[Start Data extract]

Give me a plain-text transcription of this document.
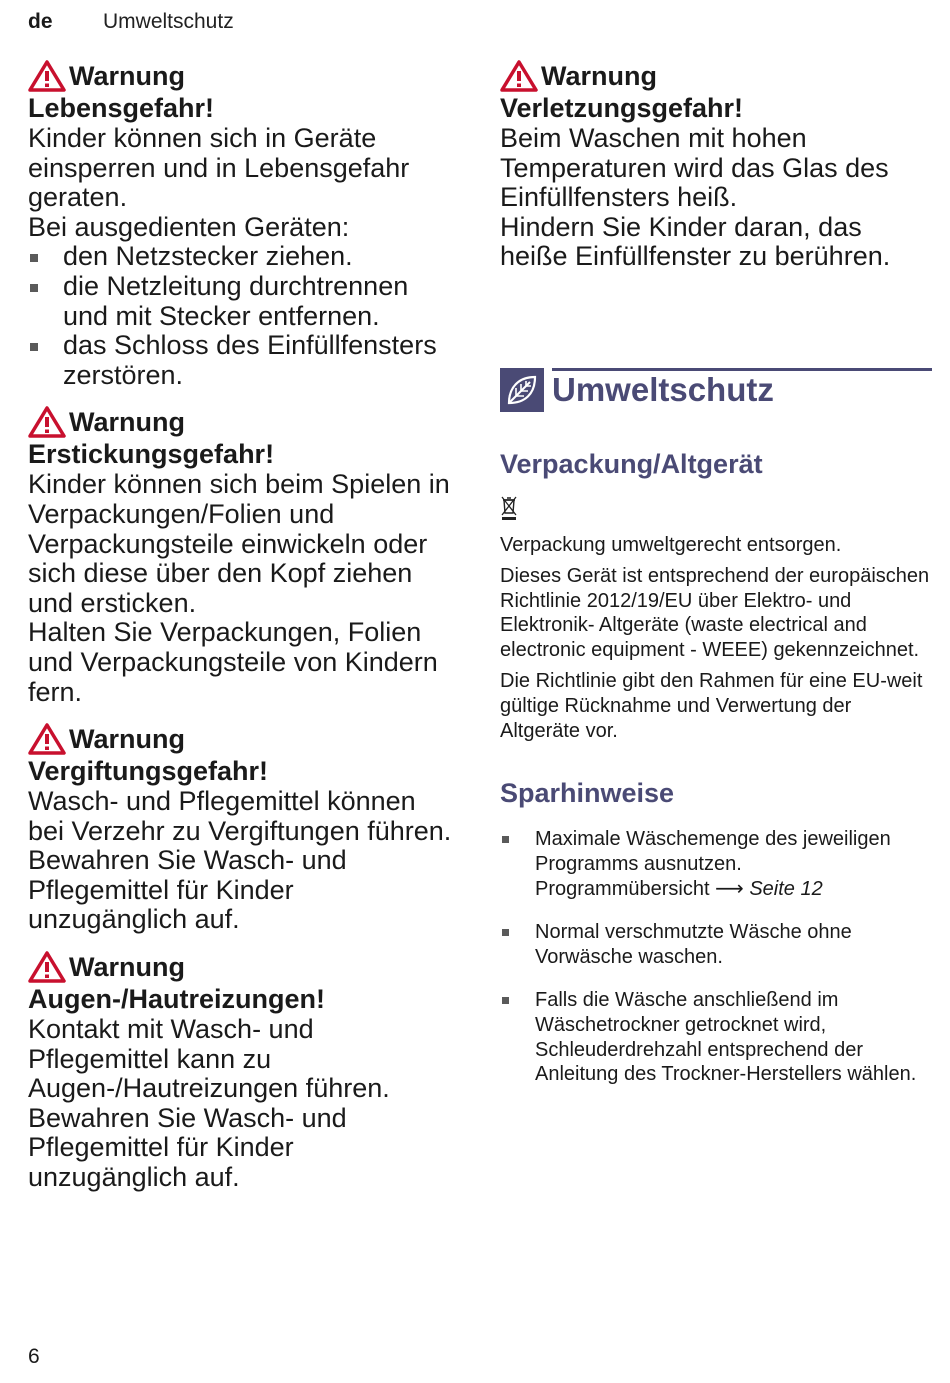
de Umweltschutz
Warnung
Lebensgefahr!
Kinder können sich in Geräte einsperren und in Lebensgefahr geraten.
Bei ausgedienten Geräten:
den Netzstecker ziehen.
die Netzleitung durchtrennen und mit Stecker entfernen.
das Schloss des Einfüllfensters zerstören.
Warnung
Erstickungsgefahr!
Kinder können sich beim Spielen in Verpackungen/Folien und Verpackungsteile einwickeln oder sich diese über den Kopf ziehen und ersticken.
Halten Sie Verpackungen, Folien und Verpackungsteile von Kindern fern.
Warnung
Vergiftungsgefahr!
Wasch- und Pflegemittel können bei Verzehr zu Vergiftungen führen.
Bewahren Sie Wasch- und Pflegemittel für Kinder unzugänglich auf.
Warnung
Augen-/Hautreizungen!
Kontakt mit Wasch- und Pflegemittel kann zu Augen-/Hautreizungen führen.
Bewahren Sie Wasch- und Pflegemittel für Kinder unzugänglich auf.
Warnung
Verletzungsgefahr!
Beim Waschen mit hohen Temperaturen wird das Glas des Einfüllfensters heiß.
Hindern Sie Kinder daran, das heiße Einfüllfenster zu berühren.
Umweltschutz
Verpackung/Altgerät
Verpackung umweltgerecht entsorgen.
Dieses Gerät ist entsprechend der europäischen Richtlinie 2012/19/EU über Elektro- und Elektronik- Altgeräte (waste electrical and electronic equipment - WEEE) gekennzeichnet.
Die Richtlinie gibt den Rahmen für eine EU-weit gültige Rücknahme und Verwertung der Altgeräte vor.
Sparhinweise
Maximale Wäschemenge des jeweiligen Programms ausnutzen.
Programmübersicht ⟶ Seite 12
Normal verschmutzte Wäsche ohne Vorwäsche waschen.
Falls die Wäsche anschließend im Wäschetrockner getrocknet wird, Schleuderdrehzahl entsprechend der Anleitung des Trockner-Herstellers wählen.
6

[End Data extract]

(Job):
Copy out each line of the data where the string "Pflegemittel" appears.

(Solution for this exercise):
Wasch- und Pflegemittel können bei Verzehr zu Vergiftungen führen.
Bewahren Sie Wasch- und Pflegemittel für Kinder unzugänglich auf.
Kontakt mit Wasch- und Pflegemittel kann zu Augen-/Hautreizungen führen.
Bewahren Sie Wasch- und Pflegemittel für Kinder unzugänglich auf.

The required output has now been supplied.